### To be done
Below are entries to be transcribed exactly; exclude the pictures from the copy.

Dataset entries on figures

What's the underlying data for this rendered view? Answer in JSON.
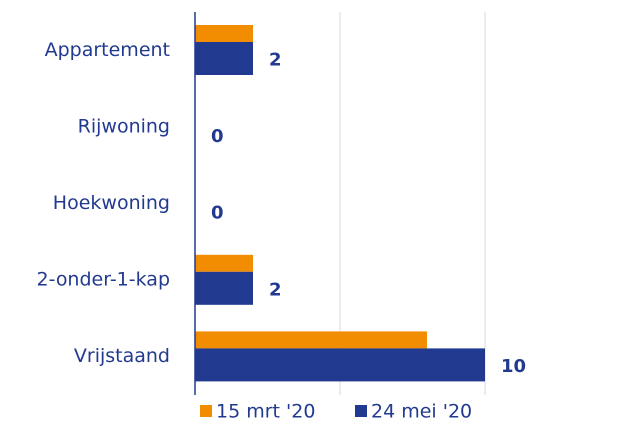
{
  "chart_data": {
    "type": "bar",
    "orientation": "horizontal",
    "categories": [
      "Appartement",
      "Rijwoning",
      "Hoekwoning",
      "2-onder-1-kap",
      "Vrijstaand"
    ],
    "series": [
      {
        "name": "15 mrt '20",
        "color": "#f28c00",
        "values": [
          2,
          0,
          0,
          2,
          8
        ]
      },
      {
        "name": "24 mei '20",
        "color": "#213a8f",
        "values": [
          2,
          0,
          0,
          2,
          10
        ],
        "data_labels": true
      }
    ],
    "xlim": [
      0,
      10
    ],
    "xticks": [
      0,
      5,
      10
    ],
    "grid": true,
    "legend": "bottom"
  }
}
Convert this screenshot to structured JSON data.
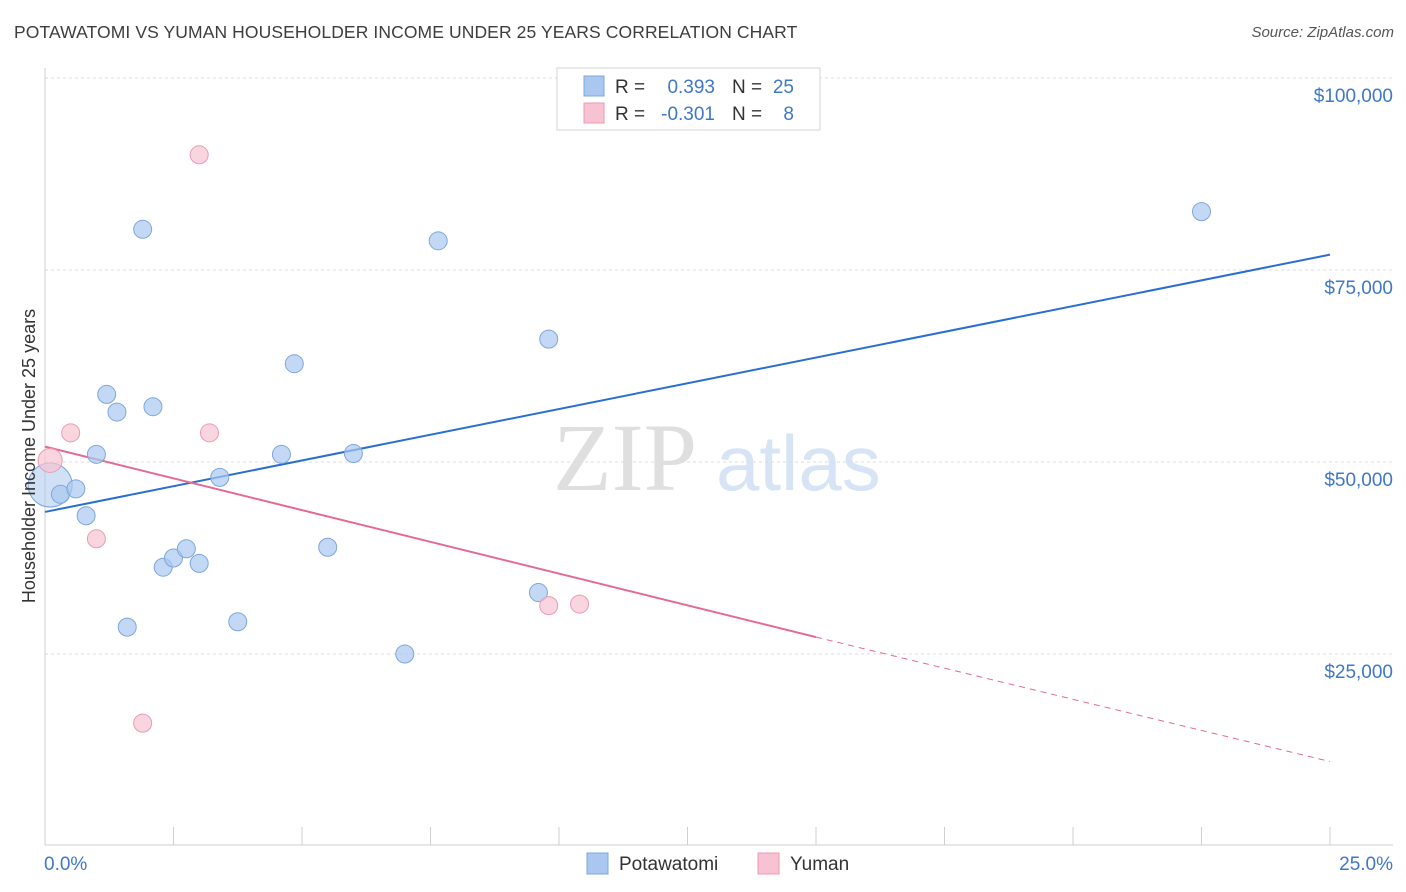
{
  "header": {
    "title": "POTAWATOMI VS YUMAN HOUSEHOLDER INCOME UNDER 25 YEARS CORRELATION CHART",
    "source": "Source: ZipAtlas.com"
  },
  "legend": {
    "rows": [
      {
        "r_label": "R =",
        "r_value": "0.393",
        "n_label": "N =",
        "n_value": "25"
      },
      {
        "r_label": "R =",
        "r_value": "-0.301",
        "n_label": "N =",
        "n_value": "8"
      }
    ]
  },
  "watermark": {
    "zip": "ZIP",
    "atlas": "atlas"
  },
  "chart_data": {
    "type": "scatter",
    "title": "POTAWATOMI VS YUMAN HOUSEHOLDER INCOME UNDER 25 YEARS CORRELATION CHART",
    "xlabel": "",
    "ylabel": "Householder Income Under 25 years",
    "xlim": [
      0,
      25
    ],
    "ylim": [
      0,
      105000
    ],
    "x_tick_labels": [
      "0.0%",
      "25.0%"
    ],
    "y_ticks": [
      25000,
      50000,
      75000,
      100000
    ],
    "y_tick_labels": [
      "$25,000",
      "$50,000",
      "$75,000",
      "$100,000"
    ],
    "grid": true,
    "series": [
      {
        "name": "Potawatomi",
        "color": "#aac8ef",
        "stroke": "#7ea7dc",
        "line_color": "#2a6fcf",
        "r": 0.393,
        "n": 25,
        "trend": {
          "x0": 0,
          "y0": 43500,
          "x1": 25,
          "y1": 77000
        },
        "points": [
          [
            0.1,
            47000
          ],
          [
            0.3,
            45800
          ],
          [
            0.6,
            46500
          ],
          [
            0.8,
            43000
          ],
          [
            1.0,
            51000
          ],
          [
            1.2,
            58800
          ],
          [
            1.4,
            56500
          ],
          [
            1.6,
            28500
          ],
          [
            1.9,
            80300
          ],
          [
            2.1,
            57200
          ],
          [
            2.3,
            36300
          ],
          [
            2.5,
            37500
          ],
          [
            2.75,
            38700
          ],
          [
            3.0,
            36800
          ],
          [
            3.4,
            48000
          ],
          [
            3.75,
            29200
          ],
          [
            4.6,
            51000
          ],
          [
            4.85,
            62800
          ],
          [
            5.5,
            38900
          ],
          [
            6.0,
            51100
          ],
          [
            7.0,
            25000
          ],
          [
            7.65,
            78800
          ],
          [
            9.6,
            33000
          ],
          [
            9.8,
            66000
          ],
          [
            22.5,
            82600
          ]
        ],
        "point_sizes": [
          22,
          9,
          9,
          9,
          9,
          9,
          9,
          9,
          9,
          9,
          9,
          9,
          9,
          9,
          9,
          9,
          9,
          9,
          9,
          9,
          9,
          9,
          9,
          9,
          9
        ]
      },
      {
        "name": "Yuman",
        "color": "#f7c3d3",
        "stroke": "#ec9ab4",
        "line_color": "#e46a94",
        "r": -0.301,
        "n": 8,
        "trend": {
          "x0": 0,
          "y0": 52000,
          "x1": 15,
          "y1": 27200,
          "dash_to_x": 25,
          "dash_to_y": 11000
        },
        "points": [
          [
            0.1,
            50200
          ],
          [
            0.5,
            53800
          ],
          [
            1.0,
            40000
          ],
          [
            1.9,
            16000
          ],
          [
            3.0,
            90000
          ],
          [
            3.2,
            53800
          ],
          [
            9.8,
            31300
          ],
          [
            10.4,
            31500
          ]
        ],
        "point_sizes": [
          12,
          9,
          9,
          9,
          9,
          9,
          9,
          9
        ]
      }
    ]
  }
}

### The result
What's the underlying data for this rendered view? Answer in JSON.
{
  "chart_data": {
    "type": "bar",
    "orientation": "horizontal",
    "categories": [
      "Appartement",
      "Rijwoning",
      "Hoekwoning",
      "2-onder-1-kap",
      "Vrijstaand"
    ],
    "series": [
      {
        "name": "15 mrt '20",
        "color": "#f28c00",
        "values": [
          2,
          0,
          0,
          2,
          8
        ]
      },
      {
        "name": "24 mei '20",
        "color": "#213a8f",
        "values": [
          2,
          0,
          0,
          2,
          10
        ],
        "data_labels": true
      }
    ],
    "xlim": [
      0,
      10
    ],
    "xticks": [
      0,
      5,
      10
    ],
    "grid": true,
    "legend": "bottom"
  }
}
Convert this screenshot to structured JSON data.
{
  "header": {
    "title": "POTAWATOMI VS YUMAN HOUSEHOLDER INCOME UNDER 25 YEARS CORRELATION CHART",
    "source": "Source: ZipAtlas.com"
  },
  "legend": {
    "rows": [
      {
        "r_label": "R =",
        "r_value": "0.393",
        "n_label": "N =",
        "n_value": "25"
      },
      {
        "r_label": "R =",
        "r_value": "-0.301",
        "n_label": "N =",
        "n_value": "8"
      }
    ]
  },
  "watermark": {
    "zip": "ZIP",
    "atlas": "atlas"
  },
  "chart_data": {
    "type": "scatter",
    "title": "POTAWATOMI VS YUMAN HOUSEHOLDER INCOME UNDER 25 YEARS CORRELATION CHART",
    "xlabel": "",
    "ylabel": "Householder Income Under 25 years",
    "xlim": [
      0,
      25
    ],
    "ylim": [
      0,
      105000
    ],
    "x_tick_labels": [
      "0.0%",
      "25.0%"
    ],
    "y_ticks": [
      25000,
      50000,
      75000,
      100000
    ],
    "y_tick_labels": [
      "$25,000",
      "$50,000",
      "$75,000",
      "$100,000"
    ],
    "grid": true,
    "series": [
      {
        "name": "Potawatomi",
        "color": "#aac8ef",
        "stroke": "#7ea7dc",
        "line_color": "#2a6fcf",
        "r": 0.393,
        "n": 25,
        "trend": {
          "x0": 0,
          "y0": 43500,
          "x1": 25,
          "y1": 77000
        },
        "points": [
          [
            0.1,
            47000
          ],
          [
            0.3,
            45800
          ],
          [
            0.6,
            46500
          ],
          [
            0.8,
            43000
          ],
          [
            1.0,
            51000
          ],
          [
            1.2,
            58800
          ],
          [
            1.4,
            56500
          ],
          [
            1.6,
            28500
          ],
          [
            1.9,
            80300
          ],
          [
            2.1,
            57200
          ],
          [
            2.3,
            36300
          ],
          [
            2.5,
            37500
          ],
          [
            2.75,
            38700
          ],
          [
            3.0,
            36800
          ],
          [
            3.4,
            48000
          ],
          [
            3.75,
            29200
          ],
          [
            4.6,
            51000
          ],
          [
            4.85,
            62800
          ],
          [
            5.5,
            38900
          ],
          [
            6.0,
            51100
          ],
          [
            7.0,
            25000
          ],
          [
            7.65,
            78800
          ],
          [
            9.6,
            33000
          ],
          [
            9.8,
            66000
          ],
          [
            22.5,
            82600
          ]
        ],
        "point_sizes": [
          22,
          9,
          9,
          9,
          9,
          9,
          9,
          9,
          9,
          9,
          9,
          9,
          9,
          9,
          9,
          9,
          9,
          9,
          9,
          9,
          9,
          9,
          9,
          9,
          9
        ]
      },
      {
        "name": "Yuman",
        "color": "#f7c3d3",
        "stroke": "#ec9ab4",
        "line_color": "#e46a94",
        "r": -0.301,
        "n": 8,
        "trend": {
          "x0": 0,
          "y0": 52000,
          "x1": 15,
          "y1": 27200,
          "dash_to_x": 25,
          "dash_to_y": 11000
        },
        "points": [
          [
            0.1,
            50200
          ],
          [
            0.5,
            53800
          ],
          [
            1.0,
            40000
          ],
          [
            1.9,
            16000
          ],
          [
            3.0,
            90000
          ],
          [
            3.2,
            53800
          ],
          [
            9.8,
            31300
          ],
          [
            10.4,
            31500
          ]
        ],
        "point_sizes": [
          12,
          9,
          9,
          9,
          9,
          9,
          9,
          9
        ]
      }
    ]
  }
}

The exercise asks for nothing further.